>> Begin RECORDS TO PROCESS

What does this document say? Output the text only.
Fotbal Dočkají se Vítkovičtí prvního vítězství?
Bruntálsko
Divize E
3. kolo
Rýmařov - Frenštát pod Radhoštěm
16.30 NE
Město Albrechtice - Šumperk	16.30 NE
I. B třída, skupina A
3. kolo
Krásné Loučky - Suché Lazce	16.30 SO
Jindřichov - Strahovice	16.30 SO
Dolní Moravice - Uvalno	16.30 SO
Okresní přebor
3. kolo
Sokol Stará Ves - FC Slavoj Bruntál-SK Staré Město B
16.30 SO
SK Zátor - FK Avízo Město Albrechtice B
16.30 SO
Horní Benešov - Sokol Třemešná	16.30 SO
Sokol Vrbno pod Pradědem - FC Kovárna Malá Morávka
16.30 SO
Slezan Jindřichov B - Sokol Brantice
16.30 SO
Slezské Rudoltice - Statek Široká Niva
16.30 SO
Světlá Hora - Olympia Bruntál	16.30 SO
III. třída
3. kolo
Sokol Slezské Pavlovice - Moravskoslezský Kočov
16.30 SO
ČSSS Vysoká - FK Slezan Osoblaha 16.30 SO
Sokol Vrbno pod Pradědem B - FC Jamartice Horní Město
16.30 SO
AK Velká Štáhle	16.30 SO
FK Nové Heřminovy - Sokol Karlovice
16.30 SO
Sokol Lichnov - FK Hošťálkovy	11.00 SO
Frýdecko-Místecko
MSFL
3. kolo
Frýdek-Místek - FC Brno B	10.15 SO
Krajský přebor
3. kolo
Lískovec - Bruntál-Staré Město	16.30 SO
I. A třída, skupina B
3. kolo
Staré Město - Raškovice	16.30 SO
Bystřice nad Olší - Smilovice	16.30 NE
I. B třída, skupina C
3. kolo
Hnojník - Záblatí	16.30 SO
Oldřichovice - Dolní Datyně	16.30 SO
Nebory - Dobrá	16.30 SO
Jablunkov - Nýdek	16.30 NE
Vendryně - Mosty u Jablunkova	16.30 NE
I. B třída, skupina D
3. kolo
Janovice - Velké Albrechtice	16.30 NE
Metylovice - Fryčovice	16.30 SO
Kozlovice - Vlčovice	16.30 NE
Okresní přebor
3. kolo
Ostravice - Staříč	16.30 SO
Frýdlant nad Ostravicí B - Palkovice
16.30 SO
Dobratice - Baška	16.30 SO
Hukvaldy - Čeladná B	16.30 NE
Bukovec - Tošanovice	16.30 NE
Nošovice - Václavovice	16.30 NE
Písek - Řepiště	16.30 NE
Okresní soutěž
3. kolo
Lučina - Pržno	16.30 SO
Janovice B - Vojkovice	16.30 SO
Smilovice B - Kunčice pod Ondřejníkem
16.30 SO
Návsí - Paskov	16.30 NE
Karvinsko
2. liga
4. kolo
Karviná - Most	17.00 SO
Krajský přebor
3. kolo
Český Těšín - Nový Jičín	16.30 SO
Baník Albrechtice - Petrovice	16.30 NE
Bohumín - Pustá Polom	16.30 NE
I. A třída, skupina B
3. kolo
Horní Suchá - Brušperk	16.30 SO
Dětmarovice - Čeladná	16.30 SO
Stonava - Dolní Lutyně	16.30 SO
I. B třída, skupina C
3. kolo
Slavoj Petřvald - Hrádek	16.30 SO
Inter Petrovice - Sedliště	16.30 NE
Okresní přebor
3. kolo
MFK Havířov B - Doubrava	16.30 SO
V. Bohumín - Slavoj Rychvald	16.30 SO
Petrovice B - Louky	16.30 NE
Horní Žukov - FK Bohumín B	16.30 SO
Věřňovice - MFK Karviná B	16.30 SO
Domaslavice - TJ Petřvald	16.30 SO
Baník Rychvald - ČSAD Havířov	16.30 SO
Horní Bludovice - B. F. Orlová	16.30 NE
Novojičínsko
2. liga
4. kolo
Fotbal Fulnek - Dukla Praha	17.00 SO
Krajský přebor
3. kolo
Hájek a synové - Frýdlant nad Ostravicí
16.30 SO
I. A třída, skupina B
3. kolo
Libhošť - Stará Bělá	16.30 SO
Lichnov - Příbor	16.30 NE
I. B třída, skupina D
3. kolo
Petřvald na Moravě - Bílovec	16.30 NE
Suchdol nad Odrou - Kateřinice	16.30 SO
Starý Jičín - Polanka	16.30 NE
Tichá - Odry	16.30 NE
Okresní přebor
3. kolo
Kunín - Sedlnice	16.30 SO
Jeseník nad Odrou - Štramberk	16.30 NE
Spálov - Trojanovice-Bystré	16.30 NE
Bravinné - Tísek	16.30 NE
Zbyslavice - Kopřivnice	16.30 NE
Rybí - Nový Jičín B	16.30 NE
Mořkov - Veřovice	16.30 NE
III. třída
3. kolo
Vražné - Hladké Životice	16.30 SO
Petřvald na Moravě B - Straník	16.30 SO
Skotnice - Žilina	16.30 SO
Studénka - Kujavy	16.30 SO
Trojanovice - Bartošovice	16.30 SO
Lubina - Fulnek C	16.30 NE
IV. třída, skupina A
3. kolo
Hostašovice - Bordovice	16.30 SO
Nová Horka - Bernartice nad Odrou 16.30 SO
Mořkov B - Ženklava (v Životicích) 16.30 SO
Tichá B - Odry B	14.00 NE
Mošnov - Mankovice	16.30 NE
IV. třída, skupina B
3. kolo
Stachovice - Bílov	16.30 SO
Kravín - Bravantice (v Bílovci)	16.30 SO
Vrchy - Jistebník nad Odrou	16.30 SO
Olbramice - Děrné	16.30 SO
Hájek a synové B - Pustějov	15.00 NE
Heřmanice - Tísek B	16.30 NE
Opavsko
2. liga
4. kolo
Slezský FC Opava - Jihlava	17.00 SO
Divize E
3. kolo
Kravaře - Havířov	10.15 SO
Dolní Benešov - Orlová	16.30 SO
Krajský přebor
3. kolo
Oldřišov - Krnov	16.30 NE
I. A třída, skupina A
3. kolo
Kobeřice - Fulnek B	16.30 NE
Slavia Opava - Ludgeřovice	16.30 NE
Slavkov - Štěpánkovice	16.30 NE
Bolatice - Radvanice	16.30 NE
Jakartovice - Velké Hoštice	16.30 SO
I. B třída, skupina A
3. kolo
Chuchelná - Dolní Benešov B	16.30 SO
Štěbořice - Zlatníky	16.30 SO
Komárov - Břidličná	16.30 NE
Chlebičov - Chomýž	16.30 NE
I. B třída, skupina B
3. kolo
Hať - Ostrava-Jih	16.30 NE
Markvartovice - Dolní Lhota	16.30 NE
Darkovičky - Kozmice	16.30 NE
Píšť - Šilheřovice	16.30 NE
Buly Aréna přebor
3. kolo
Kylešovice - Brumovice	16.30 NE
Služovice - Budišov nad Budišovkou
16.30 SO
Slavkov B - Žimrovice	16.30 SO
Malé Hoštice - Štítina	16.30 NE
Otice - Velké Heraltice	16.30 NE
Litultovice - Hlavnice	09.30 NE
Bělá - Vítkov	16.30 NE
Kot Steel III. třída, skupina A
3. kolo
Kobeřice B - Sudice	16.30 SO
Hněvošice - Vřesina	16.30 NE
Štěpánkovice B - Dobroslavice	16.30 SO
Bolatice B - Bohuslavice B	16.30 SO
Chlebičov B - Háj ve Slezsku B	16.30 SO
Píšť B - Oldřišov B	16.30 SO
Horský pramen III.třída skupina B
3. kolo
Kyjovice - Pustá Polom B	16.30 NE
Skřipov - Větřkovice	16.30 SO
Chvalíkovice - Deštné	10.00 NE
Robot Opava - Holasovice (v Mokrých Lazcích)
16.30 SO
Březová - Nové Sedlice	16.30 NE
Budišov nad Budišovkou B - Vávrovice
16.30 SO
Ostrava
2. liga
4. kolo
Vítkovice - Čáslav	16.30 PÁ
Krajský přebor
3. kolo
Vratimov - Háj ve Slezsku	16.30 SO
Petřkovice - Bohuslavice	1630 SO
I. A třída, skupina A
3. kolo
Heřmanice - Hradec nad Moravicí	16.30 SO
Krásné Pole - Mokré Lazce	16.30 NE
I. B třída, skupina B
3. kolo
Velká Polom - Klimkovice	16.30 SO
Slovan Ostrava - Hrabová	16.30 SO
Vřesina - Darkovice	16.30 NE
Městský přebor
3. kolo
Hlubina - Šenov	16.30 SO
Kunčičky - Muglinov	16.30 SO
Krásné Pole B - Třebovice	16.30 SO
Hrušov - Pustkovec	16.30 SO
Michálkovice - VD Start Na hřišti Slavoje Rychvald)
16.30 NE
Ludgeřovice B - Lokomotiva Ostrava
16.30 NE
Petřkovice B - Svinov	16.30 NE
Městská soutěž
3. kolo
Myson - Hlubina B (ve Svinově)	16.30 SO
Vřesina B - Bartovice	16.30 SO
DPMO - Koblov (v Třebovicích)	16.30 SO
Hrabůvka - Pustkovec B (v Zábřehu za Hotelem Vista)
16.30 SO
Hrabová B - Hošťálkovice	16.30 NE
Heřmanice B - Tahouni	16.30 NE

>> End RECORDS TO PROCESS

# AIM OF THE EXERCISE
Extract all lines of the records above that include "Tichá".

# THE COMPLETED TASK
Tichá - Odry	16.30 NE
Tichá B - Odry B	14.00 NE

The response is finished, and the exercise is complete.